Return all lines from the listing below in which the string "this" occurs.

↓

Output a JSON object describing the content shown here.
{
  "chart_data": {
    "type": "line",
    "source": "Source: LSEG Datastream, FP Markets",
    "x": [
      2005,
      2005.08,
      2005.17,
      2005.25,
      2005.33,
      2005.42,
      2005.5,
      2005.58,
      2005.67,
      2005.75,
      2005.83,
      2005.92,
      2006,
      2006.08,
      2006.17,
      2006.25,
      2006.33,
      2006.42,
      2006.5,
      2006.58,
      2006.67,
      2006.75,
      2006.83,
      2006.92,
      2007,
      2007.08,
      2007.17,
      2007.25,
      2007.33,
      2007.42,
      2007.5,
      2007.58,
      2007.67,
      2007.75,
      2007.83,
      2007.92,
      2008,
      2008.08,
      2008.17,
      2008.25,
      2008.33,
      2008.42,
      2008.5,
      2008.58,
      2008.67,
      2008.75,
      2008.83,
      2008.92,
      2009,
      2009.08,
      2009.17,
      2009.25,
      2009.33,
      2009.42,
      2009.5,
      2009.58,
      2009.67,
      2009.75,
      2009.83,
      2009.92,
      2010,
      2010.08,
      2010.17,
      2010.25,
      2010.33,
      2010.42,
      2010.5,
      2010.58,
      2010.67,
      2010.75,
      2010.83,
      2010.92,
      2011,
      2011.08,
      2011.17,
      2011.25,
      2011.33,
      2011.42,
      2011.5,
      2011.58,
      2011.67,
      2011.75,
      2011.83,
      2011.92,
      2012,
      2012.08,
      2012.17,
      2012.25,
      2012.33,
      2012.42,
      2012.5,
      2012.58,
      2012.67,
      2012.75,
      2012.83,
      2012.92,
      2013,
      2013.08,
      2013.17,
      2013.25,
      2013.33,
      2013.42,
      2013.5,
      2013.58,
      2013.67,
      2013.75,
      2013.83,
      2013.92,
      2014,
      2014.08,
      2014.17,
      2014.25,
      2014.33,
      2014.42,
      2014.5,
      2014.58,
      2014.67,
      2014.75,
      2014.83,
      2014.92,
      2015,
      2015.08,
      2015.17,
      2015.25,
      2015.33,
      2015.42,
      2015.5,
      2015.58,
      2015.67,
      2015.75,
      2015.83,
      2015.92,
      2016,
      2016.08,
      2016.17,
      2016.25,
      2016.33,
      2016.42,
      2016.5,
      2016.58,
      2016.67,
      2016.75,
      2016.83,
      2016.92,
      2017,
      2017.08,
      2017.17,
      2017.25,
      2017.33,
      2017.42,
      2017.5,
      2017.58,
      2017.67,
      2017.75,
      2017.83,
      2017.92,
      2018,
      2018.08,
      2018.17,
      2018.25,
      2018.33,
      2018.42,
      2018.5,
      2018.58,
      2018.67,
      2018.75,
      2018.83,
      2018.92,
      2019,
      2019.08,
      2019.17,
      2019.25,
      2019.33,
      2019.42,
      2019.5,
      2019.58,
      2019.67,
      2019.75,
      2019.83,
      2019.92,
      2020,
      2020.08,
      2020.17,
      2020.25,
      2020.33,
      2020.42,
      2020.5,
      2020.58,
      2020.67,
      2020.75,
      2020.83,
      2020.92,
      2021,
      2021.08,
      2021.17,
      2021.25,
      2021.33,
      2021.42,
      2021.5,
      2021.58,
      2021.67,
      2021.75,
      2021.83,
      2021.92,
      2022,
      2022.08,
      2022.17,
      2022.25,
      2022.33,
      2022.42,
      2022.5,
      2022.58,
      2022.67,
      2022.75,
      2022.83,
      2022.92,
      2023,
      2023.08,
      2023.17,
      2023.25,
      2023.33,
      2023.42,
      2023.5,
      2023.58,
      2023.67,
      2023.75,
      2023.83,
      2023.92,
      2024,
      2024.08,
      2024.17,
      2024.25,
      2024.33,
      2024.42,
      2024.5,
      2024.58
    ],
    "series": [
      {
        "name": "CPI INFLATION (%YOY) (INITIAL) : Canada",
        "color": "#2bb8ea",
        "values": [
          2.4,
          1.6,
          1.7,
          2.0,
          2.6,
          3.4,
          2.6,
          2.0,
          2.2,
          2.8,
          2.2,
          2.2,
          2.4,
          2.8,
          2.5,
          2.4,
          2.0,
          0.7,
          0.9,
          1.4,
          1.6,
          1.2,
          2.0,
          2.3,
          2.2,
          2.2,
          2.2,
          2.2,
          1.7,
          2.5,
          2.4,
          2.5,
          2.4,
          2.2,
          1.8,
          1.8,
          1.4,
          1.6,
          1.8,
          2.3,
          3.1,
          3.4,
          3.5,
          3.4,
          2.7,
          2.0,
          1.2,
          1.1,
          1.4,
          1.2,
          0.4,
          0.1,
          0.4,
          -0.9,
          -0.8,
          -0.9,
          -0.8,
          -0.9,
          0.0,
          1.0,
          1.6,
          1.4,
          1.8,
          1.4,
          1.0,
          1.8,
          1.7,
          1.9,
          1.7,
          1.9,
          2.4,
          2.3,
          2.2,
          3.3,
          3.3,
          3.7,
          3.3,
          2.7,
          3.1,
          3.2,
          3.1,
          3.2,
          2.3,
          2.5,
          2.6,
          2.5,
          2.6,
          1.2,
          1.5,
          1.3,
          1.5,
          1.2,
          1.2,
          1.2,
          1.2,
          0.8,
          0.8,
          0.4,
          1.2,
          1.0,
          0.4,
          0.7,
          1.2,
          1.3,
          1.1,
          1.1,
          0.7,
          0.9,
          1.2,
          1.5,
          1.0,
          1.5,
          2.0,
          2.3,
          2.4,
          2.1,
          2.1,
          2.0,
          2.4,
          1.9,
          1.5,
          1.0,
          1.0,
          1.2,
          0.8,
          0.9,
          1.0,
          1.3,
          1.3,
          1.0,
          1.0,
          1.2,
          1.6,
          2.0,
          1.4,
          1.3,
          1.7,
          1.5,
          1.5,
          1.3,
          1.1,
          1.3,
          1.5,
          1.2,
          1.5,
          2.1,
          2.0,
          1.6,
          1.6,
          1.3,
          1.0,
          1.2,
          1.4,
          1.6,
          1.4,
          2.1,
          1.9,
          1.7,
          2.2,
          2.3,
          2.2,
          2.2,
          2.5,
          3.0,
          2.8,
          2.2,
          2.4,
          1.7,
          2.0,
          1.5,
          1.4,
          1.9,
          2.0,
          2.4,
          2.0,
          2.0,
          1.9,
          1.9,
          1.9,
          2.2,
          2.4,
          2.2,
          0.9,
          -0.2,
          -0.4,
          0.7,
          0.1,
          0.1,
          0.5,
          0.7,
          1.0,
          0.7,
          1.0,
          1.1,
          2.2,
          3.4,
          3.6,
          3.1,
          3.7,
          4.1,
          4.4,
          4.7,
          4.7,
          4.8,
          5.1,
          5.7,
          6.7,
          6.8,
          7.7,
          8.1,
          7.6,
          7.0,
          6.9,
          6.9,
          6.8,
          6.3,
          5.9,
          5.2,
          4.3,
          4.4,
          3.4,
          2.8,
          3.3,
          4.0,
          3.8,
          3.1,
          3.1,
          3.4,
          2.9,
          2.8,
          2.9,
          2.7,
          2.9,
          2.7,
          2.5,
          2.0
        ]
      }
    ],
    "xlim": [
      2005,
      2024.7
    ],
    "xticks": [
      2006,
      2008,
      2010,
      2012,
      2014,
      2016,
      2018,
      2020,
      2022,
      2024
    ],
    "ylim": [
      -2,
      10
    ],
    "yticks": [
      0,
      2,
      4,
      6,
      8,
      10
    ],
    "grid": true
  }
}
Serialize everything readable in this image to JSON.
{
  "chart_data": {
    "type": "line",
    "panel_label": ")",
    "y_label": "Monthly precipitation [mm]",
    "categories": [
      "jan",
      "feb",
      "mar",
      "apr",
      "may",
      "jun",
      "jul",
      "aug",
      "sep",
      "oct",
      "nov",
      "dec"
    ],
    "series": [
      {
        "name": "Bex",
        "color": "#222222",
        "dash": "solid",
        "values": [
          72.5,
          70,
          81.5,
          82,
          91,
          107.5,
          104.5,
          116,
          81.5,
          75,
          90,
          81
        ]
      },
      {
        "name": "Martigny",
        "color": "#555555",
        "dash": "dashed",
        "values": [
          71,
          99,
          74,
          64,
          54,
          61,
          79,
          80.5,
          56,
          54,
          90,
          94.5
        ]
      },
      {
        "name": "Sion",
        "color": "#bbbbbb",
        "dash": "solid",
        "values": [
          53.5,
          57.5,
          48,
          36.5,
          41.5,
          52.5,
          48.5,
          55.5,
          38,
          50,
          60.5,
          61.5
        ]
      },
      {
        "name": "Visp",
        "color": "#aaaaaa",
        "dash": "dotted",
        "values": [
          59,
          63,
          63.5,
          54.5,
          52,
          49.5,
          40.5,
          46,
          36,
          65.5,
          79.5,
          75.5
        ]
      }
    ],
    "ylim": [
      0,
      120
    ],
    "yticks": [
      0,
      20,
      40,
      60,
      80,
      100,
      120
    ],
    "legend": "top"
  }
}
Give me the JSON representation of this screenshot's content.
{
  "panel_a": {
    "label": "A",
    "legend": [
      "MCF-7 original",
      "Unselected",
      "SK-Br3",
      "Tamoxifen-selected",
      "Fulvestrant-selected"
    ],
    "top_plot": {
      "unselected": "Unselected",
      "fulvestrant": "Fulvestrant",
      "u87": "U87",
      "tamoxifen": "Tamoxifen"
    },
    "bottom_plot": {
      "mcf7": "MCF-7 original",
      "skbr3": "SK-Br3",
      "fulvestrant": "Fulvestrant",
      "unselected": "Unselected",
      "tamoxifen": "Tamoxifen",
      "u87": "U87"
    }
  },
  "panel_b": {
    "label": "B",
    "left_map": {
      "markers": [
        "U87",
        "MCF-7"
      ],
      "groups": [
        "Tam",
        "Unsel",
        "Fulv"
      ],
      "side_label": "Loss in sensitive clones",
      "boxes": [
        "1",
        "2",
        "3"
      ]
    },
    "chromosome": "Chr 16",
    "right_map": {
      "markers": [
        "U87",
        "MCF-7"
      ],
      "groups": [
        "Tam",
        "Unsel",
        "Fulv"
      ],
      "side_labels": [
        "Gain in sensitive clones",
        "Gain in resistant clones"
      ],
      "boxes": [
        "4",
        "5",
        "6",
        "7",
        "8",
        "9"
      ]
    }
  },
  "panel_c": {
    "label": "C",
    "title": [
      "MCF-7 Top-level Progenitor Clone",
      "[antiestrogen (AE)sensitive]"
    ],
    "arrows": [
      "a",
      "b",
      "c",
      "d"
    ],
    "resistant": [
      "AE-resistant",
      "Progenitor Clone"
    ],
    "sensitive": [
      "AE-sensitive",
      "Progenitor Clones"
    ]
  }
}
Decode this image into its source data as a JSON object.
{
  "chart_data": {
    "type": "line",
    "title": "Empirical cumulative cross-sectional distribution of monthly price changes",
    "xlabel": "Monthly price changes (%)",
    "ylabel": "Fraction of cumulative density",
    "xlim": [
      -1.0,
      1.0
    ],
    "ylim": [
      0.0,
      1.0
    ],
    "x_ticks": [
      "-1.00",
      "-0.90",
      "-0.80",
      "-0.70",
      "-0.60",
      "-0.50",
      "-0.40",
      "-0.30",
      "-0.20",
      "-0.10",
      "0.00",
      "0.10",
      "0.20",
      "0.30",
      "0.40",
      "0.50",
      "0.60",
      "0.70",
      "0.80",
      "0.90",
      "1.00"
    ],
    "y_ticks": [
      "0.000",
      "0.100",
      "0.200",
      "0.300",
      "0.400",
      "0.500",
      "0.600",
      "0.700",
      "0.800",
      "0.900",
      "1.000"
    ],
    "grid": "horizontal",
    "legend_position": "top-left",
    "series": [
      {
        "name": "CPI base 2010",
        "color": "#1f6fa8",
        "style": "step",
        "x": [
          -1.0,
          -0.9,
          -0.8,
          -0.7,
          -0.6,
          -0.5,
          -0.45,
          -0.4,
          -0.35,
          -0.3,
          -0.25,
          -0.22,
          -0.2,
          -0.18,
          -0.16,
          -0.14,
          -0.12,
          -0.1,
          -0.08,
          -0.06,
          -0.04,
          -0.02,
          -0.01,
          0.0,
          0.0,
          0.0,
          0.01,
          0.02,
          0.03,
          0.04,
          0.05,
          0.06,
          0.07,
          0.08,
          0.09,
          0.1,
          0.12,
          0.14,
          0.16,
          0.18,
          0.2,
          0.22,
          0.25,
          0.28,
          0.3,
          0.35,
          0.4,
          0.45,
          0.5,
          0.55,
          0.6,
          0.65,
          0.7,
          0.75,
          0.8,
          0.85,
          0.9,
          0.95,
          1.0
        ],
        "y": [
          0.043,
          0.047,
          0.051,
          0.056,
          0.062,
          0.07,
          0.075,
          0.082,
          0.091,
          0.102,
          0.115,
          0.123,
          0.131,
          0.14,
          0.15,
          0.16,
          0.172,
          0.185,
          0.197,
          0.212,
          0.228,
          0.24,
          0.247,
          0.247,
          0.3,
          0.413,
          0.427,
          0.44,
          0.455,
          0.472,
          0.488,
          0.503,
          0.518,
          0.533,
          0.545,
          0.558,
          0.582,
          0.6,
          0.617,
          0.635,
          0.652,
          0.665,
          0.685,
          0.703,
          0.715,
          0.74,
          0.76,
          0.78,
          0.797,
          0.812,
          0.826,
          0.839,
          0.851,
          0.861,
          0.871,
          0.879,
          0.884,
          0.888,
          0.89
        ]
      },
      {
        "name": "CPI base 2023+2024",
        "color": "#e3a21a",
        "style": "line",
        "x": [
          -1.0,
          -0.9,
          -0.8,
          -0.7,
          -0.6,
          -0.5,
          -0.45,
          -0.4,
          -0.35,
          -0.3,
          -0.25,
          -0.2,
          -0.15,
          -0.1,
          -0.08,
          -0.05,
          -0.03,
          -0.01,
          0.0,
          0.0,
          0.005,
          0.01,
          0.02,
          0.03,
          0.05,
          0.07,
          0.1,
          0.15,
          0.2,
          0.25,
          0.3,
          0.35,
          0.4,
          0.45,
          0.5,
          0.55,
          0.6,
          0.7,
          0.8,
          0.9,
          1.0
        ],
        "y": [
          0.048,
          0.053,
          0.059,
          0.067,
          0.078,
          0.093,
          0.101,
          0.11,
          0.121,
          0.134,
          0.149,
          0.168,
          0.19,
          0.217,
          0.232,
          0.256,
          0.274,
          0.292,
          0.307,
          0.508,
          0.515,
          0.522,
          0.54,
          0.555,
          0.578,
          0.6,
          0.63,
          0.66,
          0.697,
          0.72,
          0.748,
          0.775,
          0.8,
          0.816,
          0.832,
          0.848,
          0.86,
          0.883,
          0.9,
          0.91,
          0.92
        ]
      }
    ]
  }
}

↑

WRITTEN SOLUTION
Serialize everything readable in this image to JSON.
Give me the JSON representation of this screenshot's content.
Decode this image into its source data as a JSON object.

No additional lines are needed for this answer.